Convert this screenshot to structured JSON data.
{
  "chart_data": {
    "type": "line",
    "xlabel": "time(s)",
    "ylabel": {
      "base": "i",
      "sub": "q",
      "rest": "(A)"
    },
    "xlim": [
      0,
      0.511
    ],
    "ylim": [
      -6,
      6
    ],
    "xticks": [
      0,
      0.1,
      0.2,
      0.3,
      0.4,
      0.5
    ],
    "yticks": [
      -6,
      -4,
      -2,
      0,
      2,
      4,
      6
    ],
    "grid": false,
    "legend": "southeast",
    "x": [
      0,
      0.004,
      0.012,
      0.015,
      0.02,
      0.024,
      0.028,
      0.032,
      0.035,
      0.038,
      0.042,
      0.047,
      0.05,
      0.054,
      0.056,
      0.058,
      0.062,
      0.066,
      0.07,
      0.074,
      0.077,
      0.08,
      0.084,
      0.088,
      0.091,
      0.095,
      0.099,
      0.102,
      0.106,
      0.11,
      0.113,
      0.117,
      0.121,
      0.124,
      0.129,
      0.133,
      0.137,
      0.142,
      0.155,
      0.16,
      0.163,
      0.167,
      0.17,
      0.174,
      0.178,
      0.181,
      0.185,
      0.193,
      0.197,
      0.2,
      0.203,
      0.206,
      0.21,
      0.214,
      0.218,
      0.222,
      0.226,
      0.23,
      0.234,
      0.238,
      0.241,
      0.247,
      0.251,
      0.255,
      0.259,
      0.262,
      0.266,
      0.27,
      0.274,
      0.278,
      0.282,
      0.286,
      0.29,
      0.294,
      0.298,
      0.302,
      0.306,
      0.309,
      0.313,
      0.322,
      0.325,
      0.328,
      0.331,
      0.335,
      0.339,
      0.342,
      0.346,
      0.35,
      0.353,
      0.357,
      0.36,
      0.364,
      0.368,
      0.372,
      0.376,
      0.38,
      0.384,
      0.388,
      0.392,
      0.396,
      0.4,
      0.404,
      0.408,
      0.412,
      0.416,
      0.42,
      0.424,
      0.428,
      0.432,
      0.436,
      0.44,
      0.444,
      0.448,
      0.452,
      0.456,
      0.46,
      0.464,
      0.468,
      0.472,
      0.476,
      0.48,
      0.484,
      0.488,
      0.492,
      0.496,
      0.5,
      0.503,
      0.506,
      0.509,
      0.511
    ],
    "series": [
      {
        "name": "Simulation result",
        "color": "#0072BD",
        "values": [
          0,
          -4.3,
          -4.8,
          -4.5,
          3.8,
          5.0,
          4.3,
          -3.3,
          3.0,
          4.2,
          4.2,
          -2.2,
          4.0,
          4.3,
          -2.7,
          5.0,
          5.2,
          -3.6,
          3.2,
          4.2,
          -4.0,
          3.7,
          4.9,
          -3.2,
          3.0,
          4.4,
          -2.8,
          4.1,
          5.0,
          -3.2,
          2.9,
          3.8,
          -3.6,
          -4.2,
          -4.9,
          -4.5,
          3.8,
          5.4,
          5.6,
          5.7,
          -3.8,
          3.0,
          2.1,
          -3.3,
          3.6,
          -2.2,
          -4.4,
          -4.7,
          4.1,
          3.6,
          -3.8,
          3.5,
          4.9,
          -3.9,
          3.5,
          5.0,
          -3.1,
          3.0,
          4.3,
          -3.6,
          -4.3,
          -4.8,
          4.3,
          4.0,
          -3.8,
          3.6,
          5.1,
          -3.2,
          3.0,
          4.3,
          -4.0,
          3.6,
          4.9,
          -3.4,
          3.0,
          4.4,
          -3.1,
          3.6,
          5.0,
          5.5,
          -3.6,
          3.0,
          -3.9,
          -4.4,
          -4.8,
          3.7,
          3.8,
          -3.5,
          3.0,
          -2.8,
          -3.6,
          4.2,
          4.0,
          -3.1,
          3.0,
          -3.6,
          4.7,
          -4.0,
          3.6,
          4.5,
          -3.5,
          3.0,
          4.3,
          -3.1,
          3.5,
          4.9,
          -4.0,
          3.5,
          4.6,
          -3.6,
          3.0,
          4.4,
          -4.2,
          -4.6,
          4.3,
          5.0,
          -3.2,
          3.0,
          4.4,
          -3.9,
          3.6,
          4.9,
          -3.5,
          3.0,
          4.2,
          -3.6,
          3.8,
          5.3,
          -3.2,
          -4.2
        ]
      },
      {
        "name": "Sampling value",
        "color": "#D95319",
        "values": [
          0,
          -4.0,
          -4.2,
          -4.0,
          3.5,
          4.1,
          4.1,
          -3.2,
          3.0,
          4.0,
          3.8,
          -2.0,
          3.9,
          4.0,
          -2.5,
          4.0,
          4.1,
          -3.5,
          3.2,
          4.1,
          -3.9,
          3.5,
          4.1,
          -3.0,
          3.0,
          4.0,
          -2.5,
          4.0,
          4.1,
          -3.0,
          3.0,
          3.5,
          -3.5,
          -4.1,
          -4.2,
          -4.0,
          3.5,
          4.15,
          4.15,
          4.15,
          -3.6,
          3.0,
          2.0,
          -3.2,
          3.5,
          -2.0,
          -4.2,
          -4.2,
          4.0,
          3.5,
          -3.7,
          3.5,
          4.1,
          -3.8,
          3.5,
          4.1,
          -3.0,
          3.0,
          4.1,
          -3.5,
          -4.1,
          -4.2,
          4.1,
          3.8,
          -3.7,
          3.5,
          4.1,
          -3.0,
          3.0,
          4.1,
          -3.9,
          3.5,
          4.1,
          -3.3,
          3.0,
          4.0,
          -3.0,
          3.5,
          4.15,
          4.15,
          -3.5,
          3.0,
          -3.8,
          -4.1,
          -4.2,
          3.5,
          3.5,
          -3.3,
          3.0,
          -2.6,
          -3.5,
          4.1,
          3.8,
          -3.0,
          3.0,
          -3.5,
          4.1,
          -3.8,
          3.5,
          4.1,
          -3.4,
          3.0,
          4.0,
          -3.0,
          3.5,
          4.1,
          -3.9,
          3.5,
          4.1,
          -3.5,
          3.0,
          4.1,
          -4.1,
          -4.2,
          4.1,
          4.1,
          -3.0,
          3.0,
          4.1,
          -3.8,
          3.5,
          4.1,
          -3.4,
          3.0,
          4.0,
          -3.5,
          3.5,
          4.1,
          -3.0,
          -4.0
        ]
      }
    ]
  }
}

> Work instructions
Each line in the material above must be retyped without alteration.

> Exercise solution
Convert this screenshot to structured JSON data.
{
  "chart_data": {
    "type": "line",
    "xlabel": "time(s)",
    "ylabel": {
      "base": "i",
      "sub": "q",
      "rest": "(A)"
    },
    "xlim": [
      0,
      0.511
    ],
    "ylim": [
      -6,
      6
    ],
    "xticks": [
      0,
      0.1,
      0.2,
      0.3,
      0.4,
      0.5
    ],
    "yticks": [
      -6,
      -4,
      -2,
      0,
      2,
      4,
      6
    ],
    "grid": false,
    "legend": "southeast",
    "x": [
      0,
      0.004,
      0.012,
      0.015,
      0.02,
      0.024,
      0.028,
      0.032,
      0.035,
      0.038,
      0.042,
      0.047,
      0.05,
      0.054,
      0.056,
      0.058,
      0.062,
      0.066,
      0.07,
      0.074,
      0.077,
      0.08,
      0.084,
      0.088,
      0.091,
      0.095,
      0.099,
      0.102,
      0.106,
      0.11,
      0.113,
      0.117,
      0.121,
      0.124,
      0.129,
      0.133,
      0.137,
      0.142,
      0.155,
      0.16,
      0.163,
      0.167,
      0.17,
      0.174,
      0.178,
      0.181,
      0.185,
      0.193,
      0.197,
      0.2,
      0.203,
      0.206,
      0.21,
      0.214,
      0.218,
      0.222,
      0.226,
      0.23,
      0.234,
      0.238,
      0.241,
      0.247,
      0.251,
      0.255,
      0.259,
      0.262,
      0.266,
      0.27,
      0.274,
      0.278,
      0.282,
      0.286,
      0.29,
      0.294,
      0.298,
      0.302,
      0.306,
      0.309,
      0.313,
      0.322,
      0.325,
      0.328,
      0.331,
      0.335,
      0.339,
      0.342,
      0.346,
      0.35,
      0.353,
      0.357,
      0.36,
      0.364,
      0.368,
      0.372,
      0.376,
      0.38,
      0.384,
      0.388,
      0.392,
      0.396,
      0.4,
      0.404,
      0.408,
      0.412,
      0.416,
      0.42,
      0.424,
      0.428,
      0.432,
      0.436,
      0.44,
      0.444,
      0.448,
      0.452,
      0.456,
      0.46,
      0.464,
      0.468,
      0.472,
      0.476,
      0.48,
      0.484,
      0.488,
      0.492,
      0.496,
      0.5,
      0.503,
      0.506,
      0.509,
      0.511
    ],
    "series": [
      {
        "name": "Simulation result",
        "color": "#0072BD",
        "values": [
          0,
          -4.3,
          -4.8,
          -4.5,
          3.8,
          5.0,
          4.3,
          -3.3,
          3.0,
          4.2,
          4.2,
          -2.2,
          4.0,
          4.3,
          -2.7,
          5.0,
          5.2,
          -3.6,
          3.2,
          4.2,
          -4.0,
          3.7,
          4.9,
          -3.2,
          3.0,
          4.4,
          -2.8,
          4.1,
          5.0,
          -3.2,
          2.9,
          3.8,
          -3.6,
          -4.2,
          -4.9,
          -4.5,
          3.8,
          5.4,
          5.6,
          5.7,
          -3.8,
          3.0,
          2.1,
          -3.3,
          3.6,
          -2.2,
          -4.4,
          -4.7,
          4.1,
          3.6,
          -3.8,
          3.5,
          4.9,
          -3.9,
          3.5,
          5.0,
          -3.1,
          3.0,
          4.3,
          -3.6,
          -4.3,
          -4.8,
          4.3,
          4.0,
          -3.8,
          3.6,
          5.1,
          -3.2,
          3.0,
          4.3,
          -4.0,
          3.6,
          4.9,
          -3.4,
          3.0,
          4.4,
          -3.1,
          3.6,
          5.0,
          5.5,
          -3.6,
          3.0,
          -3.9,
          -4.4,
          -4.8,
          3.7,
          3.8,
          -3.5,
          3.0,
          -2.8,
          -3.6,
          4.2,
          4.0,
          -3.1,
          3.0,
          -3.6,
          4.7,
          -4.0,
          3.6,
          4.5,
          -3.5,
          3.0,
          4.3,
          -3.1,
          3.5,
          4.9,
          -4.0,
          3.5,
          4.6,
          -3.6,
          3.0,
          4.4,
          -4.2,
          -4.6,
          4.3,
          5.0,
          -3.2,
          3.0,
          4.4,
          -3.9,
          3.6,
          4.9,
          -3.5,
          3.0,
          4.2,
          -3.6,
          3.8,
          5.3,
          -3.2,
          -4.2
        ]
      },
      {
        "name": "Sampling value",
        "color": "#D95319",
        "values": [
          0,
          -4.0,
          -4.2,
          -4.0,
          3.5,
          4.1,
          4.1,
          -3.2,
          3.0,
          4.0,
          3.8,
          -2.0,
          3.9,
          4.0,
          -2.5,
          4.0,
          4.1,
          -3.5,
          3.2,
          4.1,
          -3.9,
          3.5,
          4.1,
          -3.0,
          3.0,
          4.0,
          -2.5,
          4.0,
          4.1,
          -3.0,
          3.0,
          3.5,
          -3.5,
          -4.1,
          -4.2,
          -4.0,
          3.5,
          4.15,
          4.15,
          4.15,
          -3.6,
          3.0,
          2.0,
          -3.2,
          3.5,
          -2.0,
          -4.2,
          -4.2,
          4.0,
          3.5,
          -3.7,
          3.5,
          4.1,
          -3.8,
          3.5,
          4.1,
          -3.0,
          3.0,
          4.1,
          -3.5,
          -4.1,
          -4.2,
          4.1,
          3.8,
          -3.7,
          3.5,
          4.1,
          -3.0,
          3.0,
          4.1,
          -3.9,
          3.5,
          4.1,
          -3.3,
          3.0,
          4.0,
          -3.0,
          3.5,
          4.15,
          4.15,
          -3.5,
          3.0,
          -3.8,
          -4.1,
          -4.2,
          3.5,
          3.5,
          -3.3,
          3.0,
          -2.6,
          -3.5,
          4.1,
          3.8,
          -3.0,
          3.0,
          -3.5,
          4.1,
          -3.8,
          3.5,
          4.1,
          -3.4,
          3.0,
          4.0,
          -3.0,
          3.5,
          4.1,
          -3.9,
          3.5,
          4.1,
          -3.5,
          3.0,
          4.1,
          -4.1,
          -4.2,
          4.1,
          4.1,
          -3.0,
          3.0,
          4.1,
          -3.8,
          3.5,
          4.1,
          -3.4,
          3.0,
          4.0,
          -3.5,
          3.5,
          4.1,
          -3.0,
          -4.0
        ]
      }
    ]
  }
}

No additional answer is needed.